## PROMPT:
All entries below are to be set down again, identical to the source.

#### RECORDS

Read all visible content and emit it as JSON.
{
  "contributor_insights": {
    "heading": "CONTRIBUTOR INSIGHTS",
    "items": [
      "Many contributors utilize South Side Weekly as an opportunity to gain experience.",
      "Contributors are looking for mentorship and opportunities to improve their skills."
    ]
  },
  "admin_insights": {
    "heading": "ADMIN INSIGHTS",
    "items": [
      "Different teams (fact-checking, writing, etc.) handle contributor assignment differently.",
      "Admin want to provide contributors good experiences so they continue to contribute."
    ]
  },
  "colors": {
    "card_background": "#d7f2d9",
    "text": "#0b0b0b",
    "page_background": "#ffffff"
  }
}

########

## SOLVED EXERCISE:
Read all visible content and emit it as JSON.
{
  "contributor_insights": {
    "heading": "CONTRIBUTOR INSIGHTS",
    "items": [
      "Many contributors utilize South Side Weekly as an opportunity to gain experience.",
      "Contributors are looking for mentorship and opportunities to improve their skills."
    ]
  },
  "admin_insights": {
    "heading": "ADMIN INSIGHTS",
    "items": [
      "Different teams (fact-checking, writing, etc.) handle contributor assignment differently.",
      "Admin want to provide contributors good experiences so they continue to contribute."
    ]
  },
  "colors": {
    "card_background": "#d7f2d9",
    "text": "#0b0b0b",
    "page_background": "#ffffff"
  }
}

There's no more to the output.